+++ Records provided

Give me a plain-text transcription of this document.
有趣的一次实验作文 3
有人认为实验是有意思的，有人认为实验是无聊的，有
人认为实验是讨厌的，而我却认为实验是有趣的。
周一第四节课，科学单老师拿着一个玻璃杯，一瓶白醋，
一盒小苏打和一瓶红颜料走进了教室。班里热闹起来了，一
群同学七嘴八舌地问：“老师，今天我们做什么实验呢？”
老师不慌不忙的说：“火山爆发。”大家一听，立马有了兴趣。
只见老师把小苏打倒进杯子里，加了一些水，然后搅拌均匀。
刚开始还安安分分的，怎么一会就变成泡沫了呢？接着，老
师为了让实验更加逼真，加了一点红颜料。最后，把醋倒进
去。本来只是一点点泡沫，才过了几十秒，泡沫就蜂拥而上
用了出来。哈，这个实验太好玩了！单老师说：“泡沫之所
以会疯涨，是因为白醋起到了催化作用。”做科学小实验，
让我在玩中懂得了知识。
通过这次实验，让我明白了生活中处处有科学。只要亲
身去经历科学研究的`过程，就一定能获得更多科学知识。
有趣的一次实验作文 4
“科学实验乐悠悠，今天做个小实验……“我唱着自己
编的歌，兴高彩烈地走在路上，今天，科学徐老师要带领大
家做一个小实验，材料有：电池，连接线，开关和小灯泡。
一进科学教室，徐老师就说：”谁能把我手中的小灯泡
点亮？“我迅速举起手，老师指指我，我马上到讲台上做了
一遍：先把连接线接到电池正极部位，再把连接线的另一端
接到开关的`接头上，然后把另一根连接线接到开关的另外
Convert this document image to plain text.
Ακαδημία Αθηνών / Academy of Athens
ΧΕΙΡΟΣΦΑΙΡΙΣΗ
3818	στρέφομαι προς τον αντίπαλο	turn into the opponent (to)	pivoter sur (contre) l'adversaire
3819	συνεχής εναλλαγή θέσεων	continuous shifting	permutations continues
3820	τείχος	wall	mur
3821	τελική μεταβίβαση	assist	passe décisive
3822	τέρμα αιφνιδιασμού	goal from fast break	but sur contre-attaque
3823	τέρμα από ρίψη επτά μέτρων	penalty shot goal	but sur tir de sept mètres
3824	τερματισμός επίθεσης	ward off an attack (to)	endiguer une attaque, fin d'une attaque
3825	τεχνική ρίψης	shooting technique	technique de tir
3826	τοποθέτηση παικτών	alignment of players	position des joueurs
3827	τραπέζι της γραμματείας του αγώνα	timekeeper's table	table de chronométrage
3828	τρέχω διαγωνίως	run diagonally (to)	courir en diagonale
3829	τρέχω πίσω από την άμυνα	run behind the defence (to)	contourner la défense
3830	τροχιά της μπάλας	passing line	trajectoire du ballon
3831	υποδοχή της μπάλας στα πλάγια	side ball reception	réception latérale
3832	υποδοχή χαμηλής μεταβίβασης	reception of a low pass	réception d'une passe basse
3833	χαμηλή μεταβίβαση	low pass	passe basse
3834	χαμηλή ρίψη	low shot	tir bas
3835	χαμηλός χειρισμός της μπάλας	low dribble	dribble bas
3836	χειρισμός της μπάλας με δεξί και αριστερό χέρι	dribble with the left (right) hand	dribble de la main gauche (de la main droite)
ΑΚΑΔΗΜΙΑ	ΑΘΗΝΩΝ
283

++++++

_The request:_
Write the data back out verbatim.

_The reply:_
Give me a plain-text transcription of this document.
有趣的一次实验作文 3
有人认为实验是有意思的，有人认为实验是无聊的，有
人认为实验是讨厌的，而我却认为实验是有趣的。
周一第四节课，科学单老师拿着一个玻璃杯，一瓶白醋，
一盒小苏打和一瓶红颜料走进了教室。班里热闹起来了，一
群同学七嘴八舌地问：“老师，今天我们做什么实验呢？”
老师不慌不忙的说：“火山爆发。”大家一听，立马有了兴趣。
只见老师把小苏打倒进杯子里，加了一些水，然后搅拌均匀。
刚开始还安安分分的，怎么一会就变成泡沫了呢？接着，老
师为了让实验更加逼真，加了一点红颜料。最后，把醋倒进
去。本来只是一点点泡沫，才过了几十秒，泡沫就蜂拥而上
用了出来。哈，这个实验太好玩了！单老师说：“泡沫之所
以会疯涨，是因为白醋起到了催化作用。”做科学小实验，
让我在玩中懂得了知识。
通过这次实验，让我明白了生活中处处有科学。只要亲
身去经历科学研究的`过程，就一定能获得更多科学知识。
有趣的一次实验作文 4
“科学实验乐悠悠，今天做个小实验……“我唱着自己
编的歌，兴高彩烈地走在路上，今天，科学徐老师要带领大
家做一个小实验，材料有：电池，连接线，开关和小灯泡。
一进科学教室，徐老师就说：”谁能把我手中的小灯泡
点亮？“我迅速举起手，老师指指我，我马上到讲台上做了
一遍：先把连接线接到电池正极部位，再把连接线的另一端
接到开关的`接头上，然后把另一根连接线接到开关的另外
Convert this document image to plain text.
Ακαδημία Αθηνών / Academy of Athens
ΧΕΙΡΟΣΦΑΙΡΙΣΗ
3818	στρέφομαι προς τον αντίπαλο	turn into the opponent (to)	pivoter sur (contre) l'adversaire
3819	συνεχής εναλλαγή θέσεων	continuous shifting	permutations continues
3820	τείχος	wall	mur
3821	τελική μεταβίβαση	assist	passe décisive
3822	τέρμα αιφνιδιασμού	goal from fast break	but sur contre-attaque
3823	τέρμα από ρίψη επτά μέτρων	penalty shot goal	but sur tir de sept mètres
3824	τερματισμός επίθεσης	ward off an attack (to)	endiguer une attaque, fin d'une attaque
3825	τεχνική ρίψης	shooting technique	technique de tir
3826	τοποθέτηση παικτών	alignment of players	position des joueurs
3827	τραπέζι της γραμματείας του αγώνα	timekeeper's table	table de chronométrage
3828	τρέχω διαγωνίως	run diagonally (to)	courir en diagonale
3829	τρέχω πίσω από την άμυνα	run behind the defence (to)	contourner la défense
3830	τροχιά της μπάλας	passing line	trajectoire du ballon
3831	υποδοχή της μπάλας στα πλάγια	side ball reception	réception latérale
3832	υποδοχή χαμηλής μεταβίβασης	reception of a low pass	réception d'une passe basse
3833	χαμηλή μεταβίβαση	low pass	passe basse
3834	χαμηλή ρίψη	low shot	tir bas
3835	χαμηλός χειρισμός της μπάλας	low dribble	dribble bas
3836	χειρισμός της μπάλας με δεξί και αριστερό χέρι	dribble with the left (right) hand	dribble de la main gauche (de la main droite)
ΑΚΑΔΗΜΙΑ	ΑΘΗΝΩΝ
283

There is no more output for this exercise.